→ Set problem
Below is some material; set it all down exactly, apart from the pictures.

→ Dataset records
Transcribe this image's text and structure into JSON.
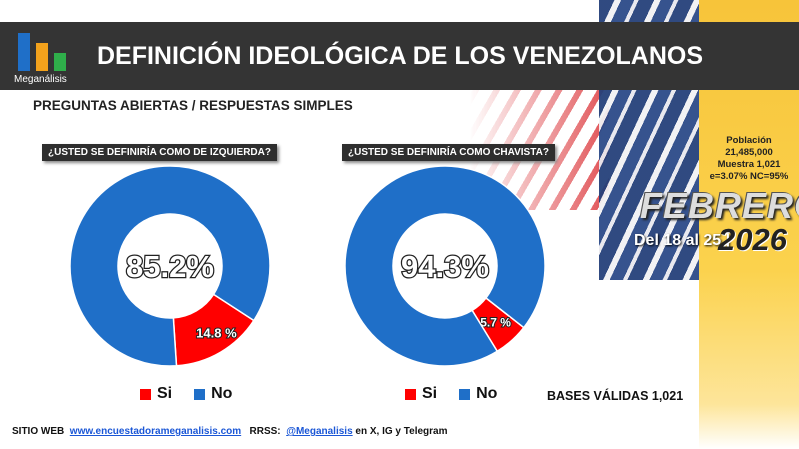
{
  "header": {
    "title": "DEFINICIÓN IDEOLÓGICA DE LOS VENEZOLANOS",
    "logo_text": "Meganálisis"
  },
  "subtitle": "PREGUNTAS  ABIERTAS / RESPUESTAS SIMPLES",
  "colors": {
    "si": "#ff0000",
    "no": "#1f6fc8",
    "header": "#343434"
  },
  "chart_data": [
    {
      "type": "pie",
      "title": "¿USTED SE DEFINIRÍA COMO DE IZQUIERDA?",
      "categories": [
        "Si",
        "No"
      ],
      "values": [
        14.8,
        85.2
      ],
      "labels": [
        "14.8 %",
        "85.2%"
      ]
    },
    {
      "type": "pie",
      "title": "¿USTED SE DEFINIRÍA COMO CHAVISTA?",
      "categories": [
        "Si",
        "No"
      ],
      "values": [
        5.7,
        94.3
      ],
      "labels": [
        "5.7 %",
        "94.3%"
      ]
    }
  ],
  "legend": {
    "si": "Si",
    "no": "No"
  },
  "info": {
    "l1": "Población",
    "l2": "21,485,000",
    "l3": "Muestra 1,021",
    "l4": "e=3.07%  NC=95%"
  },
  "date": {
    "month": "FEBRERO",
    "range": "Del 18 al 25 |",
    "year": "2026"
  },
  "bases": "BASES VÁLIDAS 1,021",
  "footer": {
    "web_label": "SITIO WEB",
    "web_link": "www.encuestadorameganalisis.com",
    "rrss_label": "RRSS:",
    "handle": "@Meganalisis",
    "rest": "en X, IG y Telegram"
  }
}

→ Completed task
Transcribe this image's text and structure into JSON.
{
  "header": {
    "title": "DEFINICIÓN IDEOLÓGICA DE LOS VENEZOLANOS",
    "logo_text": "Meganálisis"
  },
  "subtitle": "PREGUNTAS  ABIERTAS / RESPUESTAS SIMPLES",
  "colors": {
    "si": "#ff0000",
    "no": "#1f6fc8",
    "header": "#343434"
  },
  "chart_data": [
    {
      "type": "pie",
      "title": "¿USTED SE DEFINIRÍA COMO DE IZQUIERDA?",
      "categories": [
        "Si",
        "No"
      ],
      "values": [
        14.8,
        85.2
      ],
      "labels": [
        "14.8 %",
        "85.2%"
      ]
    },
    {
      "type": "pie",
      "title": "¿USTED SE DEFINIRÍA COMO CHAVISTA?",
      "categories": [
        "Si",
        "No"
      ],
      "values": [
        5.7,
        94.3
      ],
      "labels": [
        "5.7 %",
        "94.3%"
      ]
    }
  ],
  "legend": {
    "si": "Si",
    "no": "No"
  },
  "info": {
    "l1": "Población",
    "l2": "21,485,000",
    "l3": "Muestra 1,021",
    "l4": "e=3.07%  NC=95%"
  },
  "date": {
    "month": "FEBRERO",
    "range": "Del 18 al 25 |",
    "year": "2026"
  },
  "bases": "BASES VÁLIDAS 1,021",
  "footer": {
    "web_label": "SITIO WEB",
    "web_link": "www.encuestadorameganalisis.com",
    "rrss_label": "RRSS:",
    "handle": "@Meganalisis",
    "rest": "en X, IG y Telegram"
  }
}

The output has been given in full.